Print all the records exactly, please.

-- Data entries --
═══

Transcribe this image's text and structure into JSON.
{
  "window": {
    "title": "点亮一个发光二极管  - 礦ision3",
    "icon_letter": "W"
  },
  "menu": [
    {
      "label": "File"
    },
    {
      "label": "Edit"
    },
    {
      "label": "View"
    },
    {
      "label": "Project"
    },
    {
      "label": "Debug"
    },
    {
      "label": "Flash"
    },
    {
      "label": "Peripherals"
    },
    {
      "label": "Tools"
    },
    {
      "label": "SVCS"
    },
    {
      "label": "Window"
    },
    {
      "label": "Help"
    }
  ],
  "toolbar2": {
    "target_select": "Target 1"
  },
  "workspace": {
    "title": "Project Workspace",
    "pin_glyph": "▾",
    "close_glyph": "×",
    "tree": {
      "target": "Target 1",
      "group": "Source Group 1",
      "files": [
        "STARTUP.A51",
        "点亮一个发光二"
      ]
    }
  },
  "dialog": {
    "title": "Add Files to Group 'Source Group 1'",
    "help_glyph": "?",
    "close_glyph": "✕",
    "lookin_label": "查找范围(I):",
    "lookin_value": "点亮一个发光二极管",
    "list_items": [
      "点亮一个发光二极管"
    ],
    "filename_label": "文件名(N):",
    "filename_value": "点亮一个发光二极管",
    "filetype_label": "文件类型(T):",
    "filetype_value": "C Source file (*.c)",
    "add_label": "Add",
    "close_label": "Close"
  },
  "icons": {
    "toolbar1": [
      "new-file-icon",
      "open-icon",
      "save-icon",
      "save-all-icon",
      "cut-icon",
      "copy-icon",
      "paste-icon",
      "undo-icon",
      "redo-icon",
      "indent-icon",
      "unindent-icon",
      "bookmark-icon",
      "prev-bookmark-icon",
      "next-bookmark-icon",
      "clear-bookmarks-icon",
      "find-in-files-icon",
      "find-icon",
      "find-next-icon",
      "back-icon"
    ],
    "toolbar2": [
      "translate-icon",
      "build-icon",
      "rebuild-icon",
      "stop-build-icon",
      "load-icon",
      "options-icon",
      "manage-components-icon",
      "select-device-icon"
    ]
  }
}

═══

-- Response to this exercise --
Transcribe this image's text and structure into JSON.
{
  "window": {
    "title": "点亮一个发光二极管  - 礦ision3",
    "icon_letter": "W"
  },
  "menu": [
    {
      "label": "File"
    },
    {
      "label": "Edit"
    },
    {
      "label": "View"
    },
    {
      "label": "Project"
    },
    {
      "label": "Debug"
    },
    {
      "label": "Flash"
    },
    {
      "label": "Peripherals"
    },
    {
      "label": "Tools"
    },
    {
      "label": "SVCS"
    },
    {
      "label": "Window"
    },
    {
      "label": "Help"
    }
  ],
  "toolbar2": {
    "target_select": "Target 1"
  },
  "workspace": {
    "title": "Project Workspace",
    "pin_glyph": "▾",
    "close_glyph": "×",
    "tree": {
      "target": "Target 1",
      "group": "Source Group 1",
      "files": [
        "STARTUP.A51",
        "点亮一个发光二"
      ]
    }
  },
  "dialog": {
    "title": "Add Files to Group 'Source Group 1'",
    "help_glyph": "?",
    "close_glyph": "✕",
    "lookin_label": "查找范围(I):",
    "lookin_value": "点亮一个发光二极管",
    "list_items": [
      "点亮一个发光二极管"
    ],
    "filename_label": "文件名(N):",
    "filename_value": "点亮一个发光二极管",
    "filetype_label": "文件类型(T):",
    "filetype_value": "C Source file (*.c)",
    "add_label": "Add",
    "close_label": "Close"
  },
  "icons": {
    "toolbar1": [
      "new-file-icon",
      "open-icon",
      "save-icon",
      "save-all-icon",
      "cut-icon",
      "copy-icon",
      "paste-icon",
      "undo-icon",
      "redo-icon",
      "indent-icon",
      "unindent-icon",
      "bookmark-icon",
      "prev-bookmark-icon",
      "next-bookmark-icon",
      "clear-bookmarks-icon",
      "find-in-files-icon",
      "find-icon",
      "find-next-icon",
      "back-icon"
    ],
    "toolbar2": [
      "translate-icon",
      "build-icon",
      "rebuild-icon",
      "stop-build-icon",
      "load-icon",
      "options-icon",
      "manage-components-icon",
      "select-device-icon"
    ]
  }
}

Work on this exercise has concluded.